▶ _DATA SECTION_
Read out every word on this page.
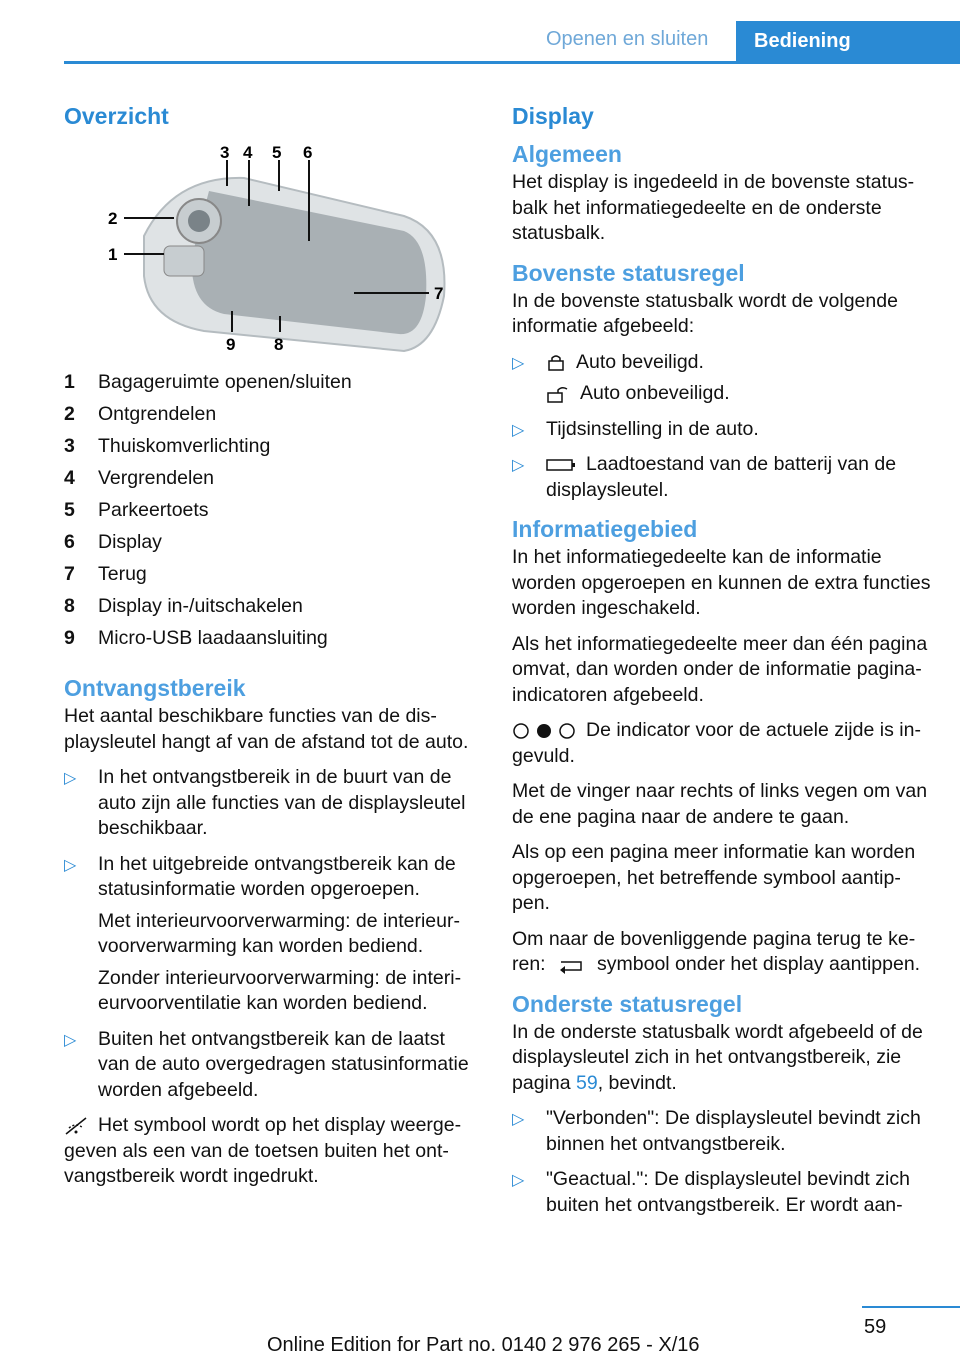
Openen en sluiten	Bediening
Overzicht
1
2
3 4 5 6
7
8
9
1 Bagageruimte openen/sluiten
2 Ontgrendelen
3 Thuiskomverlichting
4 Vergrendelen
5 Parkeertoets
6 Display
7 Terug
8 Display in-/uitschakelen
9 Micro-USB laadaansluiting
Ontvangstbereik

Het aantal beschikbare functies van de displaysleutel hangt af van de afstand tot de auto.

▷ In het ontvangstbereik in de buurt van de auto zijn alle functies van de displaysleutel beschikbaar.
▷ In het uitgebreide ontvangstbereik kan de statusinformatie worden opgeroepen.

Met interieurvoorverwarming: de interieurvoorverwarming kan worden bediend.

Zonder interieurvoorverwarming: de interieurvoorventilatie kan worden bediend.

▷ Buiten het ontvangstbereik kan de laatst van de auto overgedragen statusinformatie worden afgebeeld.

Het symbool wordt op het display weergegeven als een van de toetsen buiten het ontvangstbereik wordt ingedrukt.

Display
Algemeen

Het display is ingedeeld in de bovenste statusbalk het informatiegedeelte en de onderste statusbalk.

Bovenste statusregel

In de bovenste statusbalk wordt de volgende informatie afgebeeld:

▷	Auto beveiligd.

Auto onbeveiligd.

▷ Tijdsinstelling in de auto.
▷	Laadtoestand van de batterij van de displaysleutel.
Informatiegebied

In het informatiegedeelte kan de informatie worden opgeroepen en kunnen de extra functies worden ingeschakeld.

Als het informatiegedeelte meer dan één pagina omvat, dan worden onder de informatie pagina-indicatoren afgebeeld.

De indicator voor de actuele zijde is ingevuld.

Met de vinger naar rechts of links vegen om van de ene pagina naar de andere te gaan.

Als op een pagina meer informatie kan worden opgeroepen, het betreffende symbool aantippen.

Om naar de bovenliggende pagina terug te keren:	symbool onder het display aantippen.

Onderste statusregel

In de onderste statusbalk wordt afgebeeld of de displaysleutel zich in het ontvangstbereik, zie pagina 59, bevindt.

▷ "Verbonden": De displaysleutel bevindt zich binnen het ontvangstbereik.
▷ "Geactual.": De displaysleutel bevindt zich buiten het ontvangstbereik. Er wordt aan-
59
Online Edition for Part no. 0140 2 976 265 - X/16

▶ _WORK REQUIRED_
Repeat the entries exactly. Pictures are excluded from the copy.

▶ _CORRECT RESULT_
Read out every word on this page.
Openen en sluiten	Bediening
Overzicht
1
2
3 4 5 6
7
8
9
1 Bagageruimte openen/sluiten
2 Ontgrendelen
3 Thuiskomverlichting
4 Vergrendelen
5 Parkeertoets
6 Display
7 Terug
8 Display in-/uitschakelen
9 Micro-USB laadaansluiting
Ontvangstbereik

Het aantal beschikbare functies van de displaysleutel hangt af van de afstand tot de auto.

▷ In het ontvangstbereik in de buurt van de auto zijn alle functies van de displaysleutel beschikbaar.
▷ In het uitgebreide ontvangstbereik kan de statusinformatie worden opgeroepen.

Met interieurvoorverwarming: de interieurvoorverwarming kan worden bediend.

Zonder interieurvoorverwarming: de interieurvoorventilatie kan worden bediend.

▷ Buiten het ontvangstbereik kan de laatst van de auto overgedragen statusinformatie worden afgebeeld.

Het symbool wordt op het display weergegeven als een van de toetsen buiten het ontvangstbereik wordt ingedrukt.

Display
Algemeen

Het display is ingedeeld in de bovenste statusbalk het informatiegedeelte en de onderste statusbalk.

Bovenste statusregel

In de bovenste statusbalk wordt de volgende informatie afgebeeld:

▷	Auto beveiligd.

Auto onbeveiligd.

▷ Tijdsinstelling in de auto.
▷	Laadtoestand van de batterij van de displaysleutel.
Informatiegebied

In het informatiegedeelte kan de informatie worden opgeroepen en kunnen de extra functies worden ingeschakeld.

Als het informatiegedeelte meer dan één pagina omvat, dan worden onder de informatie pagina-indicatoren afgebeeld.

De indicator voor de actuele zijde is ingevuld.

Met de vinger naar rechts of links vegen om van de ene pagina naar de andere te gaan.

Als op een pagina meer informatie kan worden opgeroepen, het betreffende symbool aantippen.

Om naar de bovenliggende pagina terug te keren:	symbool onder het display aantippen.

Onderste statusregel

In de onderste statusbalk wordt afgebeeld of de displaysleutel zich in het ontvangstbereik, zie pagina 59, bevindt.

▷ "Verbonden": De displaysleutel bevindt zich binnen het ontvangstbereik.
▷ "Geactual.": De displaysleutel bevindt zich buiten het ontvangstbereik. Er wordt aan-
59
Online Edition for Part no. 0140 2 976 265 - X/16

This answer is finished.